***** Material provided
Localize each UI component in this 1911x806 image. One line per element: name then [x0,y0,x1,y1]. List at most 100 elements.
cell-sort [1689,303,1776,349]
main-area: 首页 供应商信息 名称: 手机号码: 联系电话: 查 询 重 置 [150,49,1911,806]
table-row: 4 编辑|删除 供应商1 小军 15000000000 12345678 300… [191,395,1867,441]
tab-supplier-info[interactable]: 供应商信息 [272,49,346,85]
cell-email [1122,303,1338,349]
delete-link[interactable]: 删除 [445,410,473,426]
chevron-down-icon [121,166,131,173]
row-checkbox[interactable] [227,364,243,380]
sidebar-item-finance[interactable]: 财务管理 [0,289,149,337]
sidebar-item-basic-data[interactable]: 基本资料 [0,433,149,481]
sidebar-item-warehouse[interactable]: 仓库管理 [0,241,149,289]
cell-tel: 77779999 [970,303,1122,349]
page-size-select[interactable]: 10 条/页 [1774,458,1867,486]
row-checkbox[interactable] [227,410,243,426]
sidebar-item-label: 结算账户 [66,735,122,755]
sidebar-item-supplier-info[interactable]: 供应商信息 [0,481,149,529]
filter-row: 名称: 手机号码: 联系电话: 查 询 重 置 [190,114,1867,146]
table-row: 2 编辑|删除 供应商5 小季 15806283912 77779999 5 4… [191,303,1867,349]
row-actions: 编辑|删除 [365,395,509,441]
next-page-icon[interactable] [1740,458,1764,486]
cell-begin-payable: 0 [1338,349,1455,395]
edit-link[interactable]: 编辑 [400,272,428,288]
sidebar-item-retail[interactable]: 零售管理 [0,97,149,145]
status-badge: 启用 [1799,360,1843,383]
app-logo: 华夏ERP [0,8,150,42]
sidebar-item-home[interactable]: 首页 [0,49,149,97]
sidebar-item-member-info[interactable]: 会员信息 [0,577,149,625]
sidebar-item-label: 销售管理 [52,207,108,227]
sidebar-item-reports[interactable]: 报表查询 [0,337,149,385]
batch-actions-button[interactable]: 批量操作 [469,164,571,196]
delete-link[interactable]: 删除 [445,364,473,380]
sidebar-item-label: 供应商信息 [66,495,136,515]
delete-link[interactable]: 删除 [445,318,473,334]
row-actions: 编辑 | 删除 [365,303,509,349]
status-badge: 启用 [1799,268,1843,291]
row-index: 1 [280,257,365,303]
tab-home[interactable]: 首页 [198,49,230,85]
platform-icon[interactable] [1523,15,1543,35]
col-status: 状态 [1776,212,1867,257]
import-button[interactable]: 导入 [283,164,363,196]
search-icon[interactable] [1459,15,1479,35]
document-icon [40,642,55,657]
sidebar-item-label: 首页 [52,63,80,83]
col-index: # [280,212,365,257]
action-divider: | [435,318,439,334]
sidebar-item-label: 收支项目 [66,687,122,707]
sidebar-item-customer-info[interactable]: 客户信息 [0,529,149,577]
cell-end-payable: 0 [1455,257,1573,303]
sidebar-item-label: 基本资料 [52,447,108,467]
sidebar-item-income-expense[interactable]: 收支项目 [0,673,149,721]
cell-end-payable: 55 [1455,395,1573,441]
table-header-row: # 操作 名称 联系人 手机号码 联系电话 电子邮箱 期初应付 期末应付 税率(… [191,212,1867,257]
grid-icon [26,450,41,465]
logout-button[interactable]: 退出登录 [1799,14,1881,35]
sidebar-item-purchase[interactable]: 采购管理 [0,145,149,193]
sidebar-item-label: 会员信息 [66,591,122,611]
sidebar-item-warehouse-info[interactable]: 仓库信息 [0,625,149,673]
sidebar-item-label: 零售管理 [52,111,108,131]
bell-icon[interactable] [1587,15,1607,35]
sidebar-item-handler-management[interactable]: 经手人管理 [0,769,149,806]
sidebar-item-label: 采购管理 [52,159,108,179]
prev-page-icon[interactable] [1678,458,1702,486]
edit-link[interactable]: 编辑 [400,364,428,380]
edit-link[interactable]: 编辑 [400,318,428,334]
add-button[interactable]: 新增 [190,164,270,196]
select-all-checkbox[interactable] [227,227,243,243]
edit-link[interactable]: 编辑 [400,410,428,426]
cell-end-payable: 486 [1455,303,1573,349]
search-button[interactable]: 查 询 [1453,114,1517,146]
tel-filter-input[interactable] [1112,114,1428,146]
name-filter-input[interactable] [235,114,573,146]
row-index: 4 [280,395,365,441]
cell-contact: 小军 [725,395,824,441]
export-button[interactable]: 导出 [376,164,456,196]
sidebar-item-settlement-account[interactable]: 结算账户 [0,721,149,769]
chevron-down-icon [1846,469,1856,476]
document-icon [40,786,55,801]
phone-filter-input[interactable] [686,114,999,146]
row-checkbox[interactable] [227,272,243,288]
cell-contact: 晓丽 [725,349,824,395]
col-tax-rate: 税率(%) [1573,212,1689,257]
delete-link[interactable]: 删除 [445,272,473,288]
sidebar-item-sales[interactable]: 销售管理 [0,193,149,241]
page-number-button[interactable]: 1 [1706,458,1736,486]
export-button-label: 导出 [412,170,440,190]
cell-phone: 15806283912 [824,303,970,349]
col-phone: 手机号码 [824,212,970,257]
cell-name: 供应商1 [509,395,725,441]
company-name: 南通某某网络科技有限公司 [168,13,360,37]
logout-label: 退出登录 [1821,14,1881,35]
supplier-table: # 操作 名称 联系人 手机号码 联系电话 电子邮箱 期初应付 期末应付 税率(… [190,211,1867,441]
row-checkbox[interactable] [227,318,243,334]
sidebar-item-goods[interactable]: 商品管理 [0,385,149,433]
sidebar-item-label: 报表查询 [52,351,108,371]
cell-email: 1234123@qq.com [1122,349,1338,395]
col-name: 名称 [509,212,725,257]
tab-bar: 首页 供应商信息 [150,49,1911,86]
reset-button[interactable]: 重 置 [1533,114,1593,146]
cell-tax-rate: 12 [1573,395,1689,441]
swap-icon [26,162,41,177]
**********
Aim: Return every line in the items above that contains the string "export". Case counts.

Solved problem:
export-button[interactable]: 导出 [376,164,456,196]
export-button-label: 导出 [412,170,440,190]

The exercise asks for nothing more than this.